Nasza Loteria SR - pasek na kartach artykułów

Słupsk: pijany kierowca płakał, bo nie chciał stracić prawa jazdy. Nie pozwolił prowadzić trzeźwemu koledze

Fot: Archiwum
Fot: Archiwum
Niesamowitą pomysłowością wykazał się wczoraj pijany mężczyzna, który poszedł odebrać samochód z policyjnego parkingu. Powiedział, że zamiast niego auto poprowadzi trzeźwy kolega. Po opuszczeniu komendy mężczyźni zamienili się miejscami.

Słupscy policjanci dwa dni temu w miejscowości Wytowno zatrzymali do kontroli drogowej samochód marki BMW, którym kierowała nietrzeźwa kobieta. Właściciel tego auta Karol A. też był pijany i siedział na fotelu pasażera. Auto odholowano na policyjny parking strzeżony. A kobiecie zabrano prawo jazdy.

- Następnego dnia po tym zdarzeniu do dyżurnego policji w Słupsku po samochód zgłosił się właściciel, Karol A. - mówi Robert Czerwiński, po. rzecznika prasowego słupskiej policji.

Funkcjonariusze od razu zauważyli jest on nietrzeźwy. Ten jednak zapierał się, że nie jest pijany, ale dla pewności kluczyki przekaże swojemu koledze, który auto razem z nim odprowadzi do domu.

- Jak mówił tak zrobił, z tym że po wyjechaniu z parkingu strzeżonego obaj mężczyźni zamienili się miejscami - relacjonuje Robert Czerwiński. - Dyżurny mając obawy, że właśnie tak zachowają się mężczyźni, poinformował wszystkie patrole o możliwości prowadzenia samochodu BMW przez pijanego kierowcę.

## POLECENIE
Podaj, w jakiej miejscowości według artykułu o pijanym kierowcy ze Słupska policjanci zatrzymali do kontroli drogowej samochód BMW.

## WPISY Z DANYMI
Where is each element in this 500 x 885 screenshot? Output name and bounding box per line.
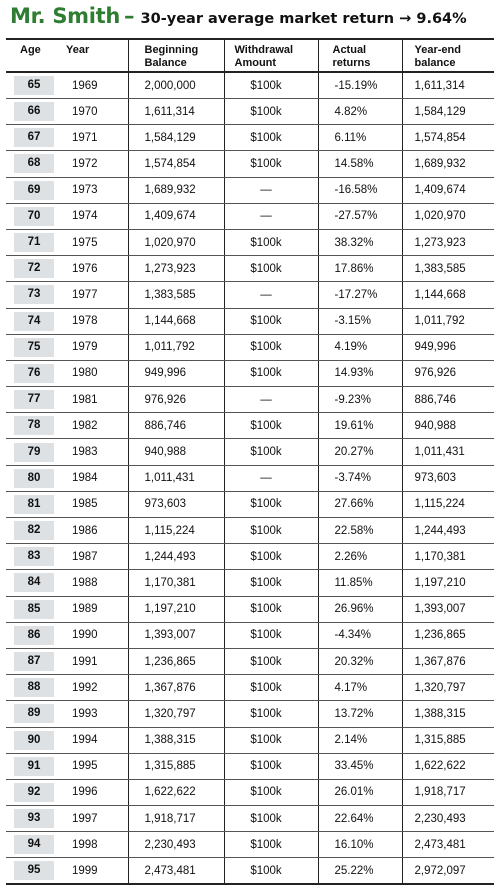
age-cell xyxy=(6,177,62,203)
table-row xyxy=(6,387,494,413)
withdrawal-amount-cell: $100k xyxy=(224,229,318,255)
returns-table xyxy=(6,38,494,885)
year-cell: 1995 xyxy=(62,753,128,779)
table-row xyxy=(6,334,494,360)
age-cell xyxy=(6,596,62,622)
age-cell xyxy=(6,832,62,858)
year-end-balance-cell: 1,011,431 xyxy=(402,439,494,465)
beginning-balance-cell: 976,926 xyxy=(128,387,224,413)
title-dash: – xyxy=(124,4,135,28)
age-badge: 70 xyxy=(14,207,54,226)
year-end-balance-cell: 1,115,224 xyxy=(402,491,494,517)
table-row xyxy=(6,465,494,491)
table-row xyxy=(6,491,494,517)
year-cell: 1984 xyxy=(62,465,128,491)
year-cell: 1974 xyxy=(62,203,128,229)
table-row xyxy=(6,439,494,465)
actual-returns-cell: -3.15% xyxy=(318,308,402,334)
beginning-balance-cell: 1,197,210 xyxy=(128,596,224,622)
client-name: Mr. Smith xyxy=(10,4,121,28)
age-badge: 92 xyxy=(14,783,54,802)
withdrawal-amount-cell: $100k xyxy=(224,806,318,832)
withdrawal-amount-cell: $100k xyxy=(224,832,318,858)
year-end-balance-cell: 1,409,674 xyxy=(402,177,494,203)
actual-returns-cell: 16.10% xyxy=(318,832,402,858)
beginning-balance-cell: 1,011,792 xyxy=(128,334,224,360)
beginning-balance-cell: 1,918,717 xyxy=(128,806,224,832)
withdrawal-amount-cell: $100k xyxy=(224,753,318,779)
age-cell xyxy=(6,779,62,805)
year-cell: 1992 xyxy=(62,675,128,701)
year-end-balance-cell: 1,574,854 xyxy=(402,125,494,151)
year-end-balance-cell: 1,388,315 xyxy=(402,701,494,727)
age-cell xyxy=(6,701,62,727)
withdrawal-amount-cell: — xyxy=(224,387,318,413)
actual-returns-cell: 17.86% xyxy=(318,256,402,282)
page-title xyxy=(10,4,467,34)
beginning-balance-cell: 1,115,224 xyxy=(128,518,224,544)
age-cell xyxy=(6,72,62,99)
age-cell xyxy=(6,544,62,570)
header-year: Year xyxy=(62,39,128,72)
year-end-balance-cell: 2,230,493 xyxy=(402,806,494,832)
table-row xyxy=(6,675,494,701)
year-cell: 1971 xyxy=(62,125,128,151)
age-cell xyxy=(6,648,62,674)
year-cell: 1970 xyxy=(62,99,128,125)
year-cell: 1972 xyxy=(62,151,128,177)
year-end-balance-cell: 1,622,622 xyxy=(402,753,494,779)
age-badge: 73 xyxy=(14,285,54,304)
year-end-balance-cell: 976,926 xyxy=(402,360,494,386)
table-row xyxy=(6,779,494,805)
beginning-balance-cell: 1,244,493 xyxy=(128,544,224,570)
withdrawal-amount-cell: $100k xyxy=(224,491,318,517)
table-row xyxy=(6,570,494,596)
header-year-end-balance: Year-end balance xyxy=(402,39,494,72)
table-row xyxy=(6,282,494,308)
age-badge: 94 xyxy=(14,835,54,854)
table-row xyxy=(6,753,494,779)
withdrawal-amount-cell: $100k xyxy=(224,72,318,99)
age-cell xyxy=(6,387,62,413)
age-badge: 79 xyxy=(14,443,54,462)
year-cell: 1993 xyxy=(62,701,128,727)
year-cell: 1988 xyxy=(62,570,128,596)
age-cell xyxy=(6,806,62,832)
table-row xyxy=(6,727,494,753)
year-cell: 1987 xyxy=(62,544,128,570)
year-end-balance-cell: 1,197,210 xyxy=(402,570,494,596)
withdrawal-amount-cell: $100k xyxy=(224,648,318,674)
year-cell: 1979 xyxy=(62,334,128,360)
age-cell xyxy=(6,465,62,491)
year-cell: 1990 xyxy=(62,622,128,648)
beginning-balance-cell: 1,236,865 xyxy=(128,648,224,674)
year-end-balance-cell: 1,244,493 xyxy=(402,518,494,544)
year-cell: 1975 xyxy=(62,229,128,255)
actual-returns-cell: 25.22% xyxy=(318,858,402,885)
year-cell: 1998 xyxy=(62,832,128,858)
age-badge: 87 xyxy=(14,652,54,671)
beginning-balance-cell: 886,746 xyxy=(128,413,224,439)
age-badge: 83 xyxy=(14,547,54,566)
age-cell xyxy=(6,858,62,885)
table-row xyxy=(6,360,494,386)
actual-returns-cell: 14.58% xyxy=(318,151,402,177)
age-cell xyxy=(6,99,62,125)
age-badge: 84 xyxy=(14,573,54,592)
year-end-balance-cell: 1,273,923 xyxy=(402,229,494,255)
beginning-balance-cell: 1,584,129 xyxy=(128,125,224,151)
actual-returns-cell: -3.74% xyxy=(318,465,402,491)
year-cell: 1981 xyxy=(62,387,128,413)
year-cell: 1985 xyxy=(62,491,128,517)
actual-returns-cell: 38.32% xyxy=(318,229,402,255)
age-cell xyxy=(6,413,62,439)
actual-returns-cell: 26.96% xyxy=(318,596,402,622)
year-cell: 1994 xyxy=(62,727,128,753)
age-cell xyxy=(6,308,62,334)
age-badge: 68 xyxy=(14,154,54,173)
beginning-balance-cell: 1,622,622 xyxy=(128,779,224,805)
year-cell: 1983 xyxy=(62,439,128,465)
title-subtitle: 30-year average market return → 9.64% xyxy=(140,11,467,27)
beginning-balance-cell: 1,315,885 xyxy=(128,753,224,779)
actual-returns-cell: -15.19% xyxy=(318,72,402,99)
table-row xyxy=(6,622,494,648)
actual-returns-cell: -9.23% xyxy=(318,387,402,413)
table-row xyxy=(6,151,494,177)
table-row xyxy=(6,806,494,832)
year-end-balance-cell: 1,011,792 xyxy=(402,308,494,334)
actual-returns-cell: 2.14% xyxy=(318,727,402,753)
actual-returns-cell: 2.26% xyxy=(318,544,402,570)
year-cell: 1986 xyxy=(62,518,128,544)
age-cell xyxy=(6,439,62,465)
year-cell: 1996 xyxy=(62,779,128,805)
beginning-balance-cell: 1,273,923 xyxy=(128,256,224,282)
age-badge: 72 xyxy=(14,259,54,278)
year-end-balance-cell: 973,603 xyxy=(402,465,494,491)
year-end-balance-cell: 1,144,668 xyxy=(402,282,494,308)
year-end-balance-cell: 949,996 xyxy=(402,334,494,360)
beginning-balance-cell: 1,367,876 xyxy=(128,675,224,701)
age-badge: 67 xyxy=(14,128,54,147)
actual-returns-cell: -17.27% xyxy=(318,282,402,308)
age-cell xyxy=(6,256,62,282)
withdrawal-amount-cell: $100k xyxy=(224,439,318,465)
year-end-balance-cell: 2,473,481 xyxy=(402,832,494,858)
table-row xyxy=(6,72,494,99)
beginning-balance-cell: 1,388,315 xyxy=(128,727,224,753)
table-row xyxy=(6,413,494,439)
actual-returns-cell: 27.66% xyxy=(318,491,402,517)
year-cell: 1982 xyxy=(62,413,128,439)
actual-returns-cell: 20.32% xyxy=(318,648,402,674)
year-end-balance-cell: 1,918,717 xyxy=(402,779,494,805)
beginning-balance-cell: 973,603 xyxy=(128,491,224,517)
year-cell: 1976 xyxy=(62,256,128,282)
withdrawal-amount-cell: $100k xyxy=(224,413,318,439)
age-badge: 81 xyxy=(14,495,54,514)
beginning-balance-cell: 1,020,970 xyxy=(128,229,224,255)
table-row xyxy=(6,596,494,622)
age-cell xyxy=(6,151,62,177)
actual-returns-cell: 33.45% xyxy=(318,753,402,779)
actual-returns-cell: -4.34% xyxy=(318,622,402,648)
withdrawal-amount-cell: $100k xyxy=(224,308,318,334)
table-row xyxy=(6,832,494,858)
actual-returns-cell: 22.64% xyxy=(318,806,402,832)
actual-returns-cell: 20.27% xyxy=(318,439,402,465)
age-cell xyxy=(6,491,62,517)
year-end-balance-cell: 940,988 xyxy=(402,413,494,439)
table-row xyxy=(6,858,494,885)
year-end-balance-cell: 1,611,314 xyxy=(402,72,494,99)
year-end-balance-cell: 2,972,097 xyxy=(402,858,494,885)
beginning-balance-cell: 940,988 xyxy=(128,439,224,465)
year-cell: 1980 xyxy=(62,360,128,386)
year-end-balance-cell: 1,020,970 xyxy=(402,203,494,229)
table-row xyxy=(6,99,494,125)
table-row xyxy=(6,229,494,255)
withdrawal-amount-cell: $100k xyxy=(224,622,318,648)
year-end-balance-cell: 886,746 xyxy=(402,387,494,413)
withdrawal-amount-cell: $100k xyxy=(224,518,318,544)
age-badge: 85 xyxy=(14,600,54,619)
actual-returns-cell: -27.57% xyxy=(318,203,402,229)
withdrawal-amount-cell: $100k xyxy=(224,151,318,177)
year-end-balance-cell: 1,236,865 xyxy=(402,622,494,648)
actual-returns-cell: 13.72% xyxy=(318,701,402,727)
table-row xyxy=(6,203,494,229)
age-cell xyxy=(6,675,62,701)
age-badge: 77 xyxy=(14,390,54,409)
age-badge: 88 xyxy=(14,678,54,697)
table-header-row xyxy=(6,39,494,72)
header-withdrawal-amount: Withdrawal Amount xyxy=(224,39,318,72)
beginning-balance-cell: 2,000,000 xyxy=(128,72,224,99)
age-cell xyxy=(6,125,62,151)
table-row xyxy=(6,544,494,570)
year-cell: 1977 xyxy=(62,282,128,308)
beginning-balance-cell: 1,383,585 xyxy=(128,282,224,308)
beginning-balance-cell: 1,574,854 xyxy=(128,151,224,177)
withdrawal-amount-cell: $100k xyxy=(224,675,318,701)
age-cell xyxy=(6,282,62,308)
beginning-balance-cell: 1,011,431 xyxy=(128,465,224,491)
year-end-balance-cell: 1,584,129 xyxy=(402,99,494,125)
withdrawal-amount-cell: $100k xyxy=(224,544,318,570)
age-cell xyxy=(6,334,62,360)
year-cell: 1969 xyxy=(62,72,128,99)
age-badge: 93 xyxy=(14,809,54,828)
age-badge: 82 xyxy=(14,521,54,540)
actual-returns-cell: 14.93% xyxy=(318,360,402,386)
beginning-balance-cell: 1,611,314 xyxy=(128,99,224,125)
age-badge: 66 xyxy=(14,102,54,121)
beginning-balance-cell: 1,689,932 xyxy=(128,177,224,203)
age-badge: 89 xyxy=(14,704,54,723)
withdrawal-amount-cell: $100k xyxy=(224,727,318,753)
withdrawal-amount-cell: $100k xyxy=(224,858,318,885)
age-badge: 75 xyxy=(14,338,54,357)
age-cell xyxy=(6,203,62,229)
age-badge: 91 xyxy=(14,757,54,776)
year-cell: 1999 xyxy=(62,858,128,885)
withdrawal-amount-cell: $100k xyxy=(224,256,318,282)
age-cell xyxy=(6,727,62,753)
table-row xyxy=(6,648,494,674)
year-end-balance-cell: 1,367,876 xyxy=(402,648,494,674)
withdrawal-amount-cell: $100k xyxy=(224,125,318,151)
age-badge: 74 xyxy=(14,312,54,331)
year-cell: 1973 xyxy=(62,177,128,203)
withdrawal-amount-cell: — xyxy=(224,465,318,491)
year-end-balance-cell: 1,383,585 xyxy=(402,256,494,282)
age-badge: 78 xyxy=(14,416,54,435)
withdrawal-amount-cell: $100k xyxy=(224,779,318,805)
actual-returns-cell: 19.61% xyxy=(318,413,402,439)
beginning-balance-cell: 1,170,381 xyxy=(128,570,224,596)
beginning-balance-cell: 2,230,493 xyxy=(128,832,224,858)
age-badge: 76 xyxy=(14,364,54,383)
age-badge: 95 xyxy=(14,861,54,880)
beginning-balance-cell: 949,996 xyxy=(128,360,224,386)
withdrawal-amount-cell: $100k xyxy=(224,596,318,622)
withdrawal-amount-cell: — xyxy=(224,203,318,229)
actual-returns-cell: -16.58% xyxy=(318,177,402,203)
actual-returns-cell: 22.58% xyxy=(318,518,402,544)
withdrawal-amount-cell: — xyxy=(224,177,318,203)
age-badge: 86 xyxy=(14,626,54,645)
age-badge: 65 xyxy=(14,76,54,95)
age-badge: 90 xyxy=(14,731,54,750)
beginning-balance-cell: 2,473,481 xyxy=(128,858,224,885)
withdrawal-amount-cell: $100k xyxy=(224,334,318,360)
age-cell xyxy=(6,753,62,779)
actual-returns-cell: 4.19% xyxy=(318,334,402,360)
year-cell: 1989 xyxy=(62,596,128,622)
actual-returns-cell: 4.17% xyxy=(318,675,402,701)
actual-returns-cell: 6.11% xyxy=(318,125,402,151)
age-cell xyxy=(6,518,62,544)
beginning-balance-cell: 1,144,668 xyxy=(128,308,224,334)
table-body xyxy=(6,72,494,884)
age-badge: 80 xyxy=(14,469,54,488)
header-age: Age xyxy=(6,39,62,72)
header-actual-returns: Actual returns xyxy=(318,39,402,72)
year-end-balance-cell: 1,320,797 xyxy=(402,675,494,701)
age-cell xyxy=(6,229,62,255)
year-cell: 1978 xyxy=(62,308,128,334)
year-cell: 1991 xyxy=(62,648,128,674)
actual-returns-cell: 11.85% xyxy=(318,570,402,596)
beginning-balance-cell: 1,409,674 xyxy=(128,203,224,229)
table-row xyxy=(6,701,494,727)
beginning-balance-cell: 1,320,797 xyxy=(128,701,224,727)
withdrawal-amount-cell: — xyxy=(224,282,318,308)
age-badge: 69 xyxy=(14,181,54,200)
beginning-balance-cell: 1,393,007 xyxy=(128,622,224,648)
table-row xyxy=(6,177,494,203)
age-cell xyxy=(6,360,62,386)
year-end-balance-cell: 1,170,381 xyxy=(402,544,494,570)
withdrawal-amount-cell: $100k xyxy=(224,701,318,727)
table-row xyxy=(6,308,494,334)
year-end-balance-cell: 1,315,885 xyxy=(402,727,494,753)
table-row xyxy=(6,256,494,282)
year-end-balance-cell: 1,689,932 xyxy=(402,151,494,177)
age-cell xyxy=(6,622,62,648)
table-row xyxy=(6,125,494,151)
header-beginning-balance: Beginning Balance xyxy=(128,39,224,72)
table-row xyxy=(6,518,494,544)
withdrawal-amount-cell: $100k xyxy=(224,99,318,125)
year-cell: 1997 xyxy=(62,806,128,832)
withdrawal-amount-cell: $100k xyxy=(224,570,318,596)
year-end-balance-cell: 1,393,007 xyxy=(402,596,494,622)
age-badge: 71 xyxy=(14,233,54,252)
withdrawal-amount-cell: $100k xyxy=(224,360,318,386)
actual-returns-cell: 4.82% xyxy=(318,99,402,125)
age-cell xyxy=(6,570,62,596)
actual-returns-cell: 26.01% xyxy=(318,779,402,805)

---

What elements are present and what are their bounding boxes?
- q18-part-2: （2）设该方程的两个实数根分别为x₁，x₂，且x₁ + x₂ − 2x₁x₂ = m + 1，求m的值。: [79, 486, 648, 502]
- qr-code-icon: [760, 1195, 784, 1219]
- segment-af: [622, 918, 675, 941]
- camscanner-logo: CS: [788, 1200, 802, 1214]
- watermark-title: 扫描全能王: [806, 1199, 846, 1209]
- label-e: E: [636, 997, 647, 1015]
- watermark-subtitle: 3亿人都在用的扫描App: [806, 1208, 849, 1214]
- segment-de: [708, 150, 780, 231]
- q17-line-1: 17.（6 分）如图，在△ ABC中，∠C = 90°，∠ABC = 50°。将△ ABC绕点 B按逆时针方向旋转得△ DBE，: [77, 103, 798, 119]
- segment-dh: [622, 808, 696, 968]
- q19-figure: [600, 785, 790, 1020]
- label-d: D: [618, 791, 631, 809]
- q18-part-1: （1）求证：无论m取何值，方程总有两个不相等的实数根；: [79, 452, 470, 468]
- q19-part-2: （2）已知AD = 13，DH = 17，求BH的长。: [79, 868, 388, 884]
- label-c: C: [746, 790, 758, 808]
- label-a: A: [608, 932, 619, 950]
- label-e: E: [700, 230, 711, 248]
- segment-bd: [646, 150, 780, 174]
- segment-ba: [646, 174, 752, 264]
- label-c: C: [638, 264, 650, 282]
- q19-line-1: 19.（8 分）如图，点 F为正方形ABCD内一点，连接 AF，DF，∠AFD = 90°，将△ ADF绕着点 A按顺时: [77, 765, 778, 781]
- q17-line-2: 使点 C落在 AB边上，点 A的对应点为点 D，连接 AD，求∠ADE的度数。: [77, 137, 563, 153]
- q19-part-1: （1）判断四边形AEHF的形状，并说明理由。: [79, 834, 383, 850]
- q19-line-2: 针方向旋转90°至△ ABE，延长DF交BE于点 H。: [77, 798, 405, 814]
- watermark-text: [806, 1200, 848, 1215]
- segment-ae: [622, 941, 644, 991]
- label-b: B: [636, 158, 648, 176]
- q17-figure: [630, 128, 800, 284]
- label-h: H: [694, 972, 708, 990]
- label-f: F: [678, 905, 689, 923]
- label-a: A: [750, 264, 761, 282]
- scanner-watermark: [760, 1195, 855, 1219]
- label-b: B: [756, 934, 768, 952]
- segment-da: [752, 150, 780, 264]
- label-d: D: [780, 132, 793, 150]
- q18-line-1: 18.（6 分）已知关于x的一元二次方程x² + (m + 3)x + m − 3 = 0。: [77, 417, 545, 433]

## ROZWIĄZANIE ZADANIA
W miejscowości Wytowno.